§ **Written instruction**
Take each line that has the word "content" and return it.

§ **Material supplied**
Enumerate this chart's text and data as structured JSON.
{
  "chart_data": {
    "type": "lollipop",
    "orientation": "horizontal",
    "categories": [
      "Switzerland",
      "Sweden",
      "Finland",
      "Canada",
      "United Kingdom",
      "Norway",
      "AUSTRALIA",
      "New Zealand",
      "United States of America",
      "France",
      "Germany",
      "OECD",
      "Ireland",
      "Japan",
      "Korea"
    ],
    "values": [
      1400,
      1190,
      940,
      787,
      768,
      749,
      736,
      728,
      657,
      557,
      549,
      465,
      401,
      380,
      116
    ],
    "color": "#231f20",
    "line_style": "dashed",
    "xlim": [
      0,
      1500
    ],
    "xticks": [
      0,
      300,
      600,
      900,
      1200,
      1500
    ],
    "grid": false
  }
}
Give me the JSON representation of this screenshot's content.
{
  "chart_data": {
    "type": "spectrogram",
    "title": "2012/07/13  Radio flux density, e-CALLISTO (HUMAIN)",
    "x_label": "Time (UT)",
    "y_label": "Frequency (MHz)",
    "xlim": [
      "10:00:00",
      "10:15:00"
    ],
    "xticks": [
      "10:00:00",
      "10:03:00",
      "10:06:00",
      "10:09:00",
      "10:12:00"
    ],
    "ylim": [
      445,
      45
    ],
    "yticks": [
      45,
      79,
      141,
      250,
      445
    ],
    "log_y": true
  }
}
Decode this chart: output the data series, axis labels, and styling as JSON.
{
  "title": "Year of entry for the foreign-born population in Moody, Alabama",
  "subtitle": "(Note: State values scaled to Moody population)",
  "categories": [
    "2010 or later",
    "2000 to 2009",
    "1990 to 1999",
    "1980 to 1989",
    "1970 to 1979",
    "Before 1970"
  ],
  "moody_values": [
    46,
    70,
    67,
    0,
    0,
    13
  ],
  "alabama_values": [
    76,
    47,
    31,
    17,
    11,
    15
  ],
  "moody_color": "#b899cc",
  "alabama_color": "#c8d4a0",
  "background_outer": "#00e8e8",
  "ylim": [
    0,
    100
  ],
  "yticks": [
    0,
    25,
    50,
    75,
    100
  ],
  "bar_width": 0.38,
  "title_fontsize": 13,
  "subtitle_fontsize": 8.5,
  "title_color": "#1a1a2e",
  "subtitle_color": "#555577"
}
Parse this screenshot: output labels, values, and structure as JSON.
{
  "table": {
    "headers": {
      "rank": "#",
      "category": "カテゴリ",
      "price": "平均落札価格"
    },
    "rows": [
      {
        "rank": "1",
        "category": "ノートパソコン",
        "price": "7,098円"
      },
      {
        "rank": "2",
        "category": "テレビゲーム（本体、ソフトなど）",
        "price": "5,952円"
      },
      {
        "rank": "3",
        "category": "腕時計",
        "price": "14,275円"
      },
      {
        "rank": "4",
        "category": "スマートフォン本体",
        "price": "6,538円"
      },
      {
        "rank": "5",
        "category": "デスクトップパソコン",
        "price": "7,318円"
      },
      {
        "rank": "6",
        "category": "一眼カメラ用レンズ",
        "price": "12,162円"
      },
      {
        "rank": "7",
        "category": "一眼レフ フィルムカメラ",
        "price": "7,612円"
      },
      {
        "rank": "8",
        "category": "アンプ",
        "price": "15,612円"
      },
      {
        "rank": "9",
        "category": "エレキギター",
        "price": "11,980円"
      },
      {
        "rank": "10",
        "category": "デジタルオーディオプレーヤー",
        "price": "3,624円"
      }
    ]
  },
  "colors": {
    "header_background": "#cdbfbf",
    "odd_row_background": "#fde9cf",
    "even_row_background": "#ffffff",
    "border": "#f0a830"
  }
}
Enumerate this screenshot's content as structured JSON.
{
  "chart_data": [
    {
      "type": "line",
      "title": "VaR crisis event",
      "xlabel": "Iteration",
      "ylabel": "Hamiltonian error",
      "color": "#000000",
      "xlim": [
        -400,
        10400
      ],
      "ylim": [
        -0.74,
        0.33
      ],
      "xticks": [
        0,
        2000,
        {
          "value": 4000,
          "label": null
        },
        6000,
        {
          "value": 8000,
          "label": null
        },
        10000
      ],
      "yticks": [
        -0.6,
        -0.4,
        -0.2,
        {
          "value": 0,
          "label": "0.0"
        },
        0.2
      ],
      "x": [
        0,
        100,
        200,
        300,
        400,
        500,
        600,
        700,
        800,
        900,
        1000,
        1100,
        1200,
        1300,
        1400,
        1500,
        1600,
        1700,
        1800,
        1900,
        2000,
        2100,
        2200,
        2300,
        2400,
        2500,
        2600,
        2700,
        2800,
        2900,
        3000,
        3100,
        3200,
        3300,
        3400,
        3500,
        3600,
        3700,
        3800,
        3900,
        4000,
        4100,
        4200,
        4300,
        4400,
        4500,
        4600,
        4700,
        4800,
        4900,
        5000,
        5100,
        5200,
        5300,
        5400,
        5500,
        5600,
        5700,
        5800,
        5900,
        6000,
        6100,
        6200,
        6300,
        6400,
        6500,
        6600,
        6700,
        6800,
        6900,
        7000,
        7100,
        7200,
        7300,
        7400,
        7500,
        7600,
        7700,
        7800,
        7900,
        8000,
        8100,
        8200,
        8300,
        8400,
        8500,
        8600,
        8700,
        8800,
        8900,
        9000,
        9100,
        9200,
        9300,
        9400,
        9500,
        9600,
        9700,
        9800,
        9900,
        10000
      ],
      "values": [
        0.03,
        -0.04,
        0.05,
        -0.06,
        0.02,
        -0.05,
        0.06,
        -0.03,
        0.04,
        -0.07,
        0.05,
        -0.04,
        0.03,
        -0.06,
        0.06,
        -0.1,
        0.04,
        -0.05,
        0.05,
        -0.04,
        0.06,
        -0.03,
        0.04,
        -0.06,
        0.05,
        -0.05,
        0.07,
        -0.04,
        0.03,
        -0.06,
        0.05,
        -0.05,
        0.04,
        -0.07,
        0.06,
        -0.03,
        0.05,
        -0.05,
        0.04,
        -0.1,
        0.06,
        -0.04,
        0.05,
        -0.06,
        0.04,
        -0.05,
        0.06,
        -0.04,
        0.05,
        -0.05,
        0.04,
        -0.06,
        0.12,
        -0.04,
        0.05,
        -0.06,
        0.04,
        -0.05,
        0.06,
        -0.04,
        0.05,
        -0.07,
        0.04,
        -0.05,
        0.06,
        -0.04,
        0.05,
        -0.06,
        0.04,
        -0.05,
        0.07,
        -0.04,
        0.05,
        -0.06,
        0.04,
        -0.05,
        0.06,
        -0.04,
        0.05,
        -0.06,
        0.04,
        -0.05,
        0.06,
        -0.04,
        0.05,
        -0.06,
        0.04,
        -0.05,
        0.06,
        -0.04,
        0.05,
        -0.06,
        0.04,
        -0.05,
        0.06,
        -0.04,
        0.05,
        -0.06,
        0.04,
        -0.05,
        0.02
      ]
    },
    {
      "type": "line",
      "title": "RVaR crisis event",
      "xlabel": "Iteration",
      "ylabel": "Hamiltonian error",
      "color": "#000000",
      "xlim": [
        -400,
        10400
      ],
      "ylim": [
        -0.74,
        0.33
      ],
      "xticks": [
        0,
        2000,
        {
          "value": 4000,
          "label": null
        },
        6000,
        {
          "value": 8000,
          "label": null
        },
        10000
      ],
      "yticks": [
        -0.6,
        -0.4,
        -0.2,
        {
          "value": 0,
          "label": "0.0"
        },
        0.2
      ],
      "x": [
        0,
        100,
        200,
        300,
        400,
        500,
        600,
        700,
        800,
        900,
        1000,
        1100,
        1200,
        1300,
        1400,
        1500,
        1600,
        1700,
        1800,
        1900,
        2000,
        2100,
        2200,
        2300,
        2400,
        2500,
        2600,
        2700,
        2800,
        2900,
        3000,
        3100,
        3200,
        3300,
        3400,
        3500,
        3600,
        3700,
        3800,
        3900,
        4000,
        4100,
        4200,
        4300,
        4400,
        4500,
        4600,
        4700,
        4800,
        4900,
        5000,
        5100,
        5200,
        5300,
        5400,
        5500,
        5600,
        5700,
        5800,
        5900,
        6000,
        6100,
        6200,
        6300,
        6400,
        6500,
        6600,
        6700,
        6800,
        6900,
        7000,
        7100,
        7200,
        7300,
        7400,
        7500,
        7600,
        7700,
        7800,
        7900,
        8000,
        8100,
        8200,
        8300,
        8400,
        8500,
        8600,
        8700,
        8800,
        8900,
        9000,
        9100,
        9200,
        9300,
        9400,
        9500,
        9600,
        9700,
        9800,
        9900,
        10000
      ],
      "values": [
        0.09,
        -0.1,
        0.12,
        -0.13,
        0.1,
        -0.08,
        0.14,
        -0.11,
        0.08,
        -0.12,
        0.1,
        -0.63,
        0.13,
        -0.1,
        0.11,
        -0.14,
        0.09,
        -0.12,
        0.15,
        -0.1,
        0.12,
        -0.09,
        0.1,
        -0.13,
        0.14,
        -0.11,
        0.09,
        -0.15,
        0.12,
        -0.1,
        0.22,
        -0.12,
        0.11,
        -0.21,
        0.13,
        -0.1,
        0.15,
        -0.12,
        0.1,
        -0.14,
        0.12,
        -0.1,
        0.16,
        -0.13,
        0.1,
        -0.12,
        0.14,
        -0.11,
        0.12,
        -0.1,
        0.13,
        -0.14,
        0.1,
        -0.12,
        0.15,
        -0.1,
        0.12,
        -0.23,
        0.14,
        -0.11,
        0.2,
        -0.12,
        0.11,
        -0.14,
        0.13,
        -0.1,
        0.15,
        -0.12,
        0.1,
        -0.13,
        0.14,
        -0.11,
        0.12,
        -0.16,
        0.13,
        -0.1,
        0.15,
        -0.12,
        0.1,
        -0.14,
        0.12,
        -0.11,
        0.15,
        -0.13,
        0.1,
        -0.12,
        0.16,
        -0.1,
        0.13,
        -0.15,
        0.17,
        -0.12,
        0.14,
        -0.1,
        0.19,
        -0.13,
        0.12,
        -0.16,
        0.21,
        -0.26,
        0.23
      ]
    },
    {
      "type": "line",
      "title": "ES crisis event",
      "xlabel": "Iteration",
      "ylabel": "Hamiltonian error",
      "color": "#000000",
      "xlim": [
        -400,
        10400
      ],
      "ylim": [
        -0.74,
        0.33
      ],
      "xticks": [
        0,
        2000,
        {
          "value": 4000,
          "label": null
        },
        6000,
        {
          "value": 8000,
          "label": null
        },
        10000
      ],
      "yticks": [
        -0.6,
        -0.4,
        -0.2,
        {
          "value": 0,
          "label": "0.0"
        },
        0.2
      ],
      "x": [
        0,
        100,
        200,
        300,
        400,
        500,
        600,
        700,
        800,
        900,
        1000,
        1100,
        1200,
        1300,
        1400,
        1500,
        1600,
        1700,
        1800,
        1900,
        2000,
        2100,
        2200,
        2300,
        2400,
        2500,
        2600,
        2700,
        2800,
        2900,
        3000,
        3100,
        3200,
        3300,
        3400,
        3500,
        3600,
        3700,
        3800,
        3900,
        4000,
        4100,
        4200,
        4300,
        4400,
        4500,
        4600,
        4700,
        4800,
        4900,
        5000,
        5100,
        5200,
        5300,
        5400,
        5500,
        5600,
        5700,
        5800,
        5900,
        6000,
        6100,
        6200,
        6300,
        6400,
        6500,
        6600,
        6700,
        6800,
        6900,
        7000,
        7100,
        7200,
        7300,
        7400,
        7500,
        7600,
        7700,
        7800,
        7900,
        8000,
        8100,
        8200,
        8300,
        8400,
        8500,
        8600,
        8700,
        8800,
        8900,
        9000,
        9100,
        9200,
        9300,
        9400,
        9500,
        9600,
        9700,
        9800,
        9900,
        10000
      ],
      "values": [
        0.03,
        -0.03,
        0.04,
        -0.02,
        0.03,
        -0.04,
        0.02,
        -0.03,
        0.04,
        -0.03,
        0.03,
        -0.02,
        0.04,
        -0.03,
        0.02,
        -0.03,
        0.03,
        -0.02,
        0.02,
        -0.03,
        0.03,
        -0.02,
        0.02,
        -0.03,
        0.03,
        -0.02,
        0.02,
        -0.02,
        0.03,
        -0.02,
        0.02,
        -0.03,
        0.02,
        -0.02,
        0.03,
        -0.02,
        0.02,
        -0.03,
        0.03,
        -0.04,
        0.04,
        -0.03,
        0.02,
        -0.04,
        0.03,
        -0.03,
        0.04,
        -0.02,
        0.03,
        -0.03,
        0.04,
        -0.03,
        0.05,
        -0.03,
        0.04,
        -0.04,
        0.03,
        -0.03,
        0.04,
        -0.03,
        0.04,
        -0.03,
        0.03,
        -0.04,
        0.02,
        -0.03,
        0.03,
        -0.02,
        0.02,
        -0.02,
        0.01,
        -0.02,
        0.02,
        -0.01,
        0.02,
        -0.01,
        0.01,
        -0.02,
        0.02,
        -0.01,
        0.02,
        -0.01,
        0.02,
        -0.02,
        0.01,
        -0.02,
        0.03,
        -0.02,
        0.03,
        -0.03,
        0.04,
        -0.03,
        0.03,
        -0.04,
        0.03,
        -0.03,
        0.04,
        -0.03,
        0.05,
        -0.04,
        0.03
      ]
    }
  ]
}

§ **Expected answer**
Give me the JSON representation of this screenshot's content.
Enumerate this screenshot's content as structured JSON.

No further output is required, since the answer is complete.